++++ EXERCISE MATERIAL
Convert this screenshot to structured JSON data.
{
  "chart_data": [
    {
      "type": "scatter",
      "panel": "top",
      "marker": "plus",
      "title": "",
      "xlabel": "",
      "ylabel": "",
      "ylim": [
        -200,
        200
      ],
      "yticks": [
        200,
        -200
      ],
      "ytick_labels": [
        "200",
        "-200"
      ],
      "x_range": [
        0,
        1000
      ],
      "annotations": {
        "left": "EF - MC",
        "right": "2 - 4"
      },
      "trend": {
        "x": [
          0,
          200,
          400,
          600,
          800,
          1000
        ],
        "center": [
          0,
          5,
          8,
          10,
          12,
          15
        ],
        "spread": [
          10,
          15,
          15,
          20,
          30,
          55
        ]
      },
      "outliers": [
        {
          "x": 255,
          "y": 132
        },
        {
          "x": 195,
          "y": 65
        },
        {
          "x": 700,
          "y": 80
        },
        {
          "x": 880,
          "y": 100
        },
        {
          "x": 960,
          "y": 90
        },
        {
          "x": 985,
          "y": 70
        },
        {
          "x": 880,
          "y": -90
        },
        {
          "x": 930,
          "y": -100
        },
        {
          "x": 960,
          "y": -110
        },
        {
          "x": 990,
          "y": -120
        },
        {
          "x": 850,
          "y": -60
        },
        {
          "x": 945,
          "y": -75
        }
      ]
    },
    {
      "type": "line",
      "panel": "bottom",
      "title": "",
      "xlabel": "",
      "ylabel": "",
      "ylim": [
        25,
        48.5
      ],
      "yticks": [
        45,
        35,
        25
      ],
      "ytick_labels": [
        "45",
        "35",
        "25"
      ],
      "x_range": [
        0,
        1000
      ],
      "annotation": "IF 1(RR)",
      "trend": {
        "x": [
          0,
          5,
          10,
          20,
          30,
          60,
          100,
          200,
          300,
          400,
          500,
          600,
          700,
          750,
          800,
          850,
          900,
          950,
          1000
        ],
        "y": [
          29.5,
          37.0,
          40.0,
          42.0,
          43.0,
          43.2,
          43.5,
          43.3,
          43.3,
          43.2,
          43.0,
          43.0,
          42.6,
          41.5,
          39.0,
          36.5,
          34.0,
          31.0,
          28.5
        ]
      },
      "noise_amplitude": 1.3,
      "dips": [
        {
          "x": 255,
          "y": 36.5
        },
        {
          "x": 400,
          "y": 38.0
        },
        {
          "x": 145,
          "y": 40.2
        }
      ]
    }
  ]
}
++++++++
- TASK TO COMPLETE -
Without omitting anything, output the entries exactly.

- WORKED ANSWER -
Convert this screenshot to structured JSON data.
{
  "chart_data": [
    {
      "type": "scatter",
      "panel": "top",
      "marker": "plus",
      "title": "",
      "xlabel": "",
      "ylabel": "",
      "ylim": [
        -200,
        200
      ],
      "yticks": [
        200,
        -200
      ],
      "ytick_labels": [
        "200",
        "-200"
      ],
      "x_range": [
        0,
        1000
      ],
      "annotations": {
        "left": "EF - MC",
        "right": "2 - 4"
      },
      "trend": {
        "x": [
          0,
          200,
          400,
          600,
          800,
          1000
        ],
        "center": [
          0,
          5,
          8,
          10,
          12,
          15
        ],
        "spread": [
          10,
          15,
          15,
          20,
          30,
          55
        ]
      },
      "outliers": [
        {
          "x": 255,
          "y": 132
        },
        {
          "x": 195,
          "y": 65
        },
        {
          "x": 700,
          "y": 80
        },
        {
          "x": 880,
          "y": 100
        },
        {
          "x": 960,
          "y": 90
        },
        {
          "x": 985,
          "y": 70
        },
        {
          "x": 880,
          "y": -90
        },
        {
          "x": 930,
          "y": -100
        },
        {
          "x": 960,
          "y": -110
        },
        {
          "x": 990,
          "y": -120
        },
        {
          "x": 850,
          "y": -60
        },
        {
          "x": 945,
          "y": -75
        }
      ]
    },
    {
      "type": "line",
      "panel": "bottom",
      "title": "",
      "xlabel": "",
      "ylabel": "",
      "ylim": [
        25,
        48.5
      ],
      "yticks": [
        45,
        35,
        25
      ],
      "ytick_labels": [
        "45",
        "35",
        "25"
      ],
      "x_range": [
        0,
        1000
      ],
      "annotation": "IF 1(RR)",
      "trend": {
        "x": [
          0,
          5,
          10,
          20,
          30,
          60,
          100,
          200,
          300,
          400,
          500,
          600,
          700,
          750,
          800,
          850,
          900,
          950,
          1000
        ],
        "y": [
          29.5,
          37.0,
          40.0,
          42.0,
          43.0,
          43.2,
          43.5,
          43.3,
          43.3,
          43.2,
          43.0,
          43.0,
          42.6,
          41.5,
          39.0,
          36.5,
          34.0,
          31.0,
          28.5
        ]
      },
      "noise_amplitude": 1.3,
      "dips": [
        {
          "x": 255,
          "y": 36.5
        },
        {
          "x": 400,
          "y": 38.0
        },
        {
          "x": 145,
          "y": 40.2
        }
      ]
    }
  ]
}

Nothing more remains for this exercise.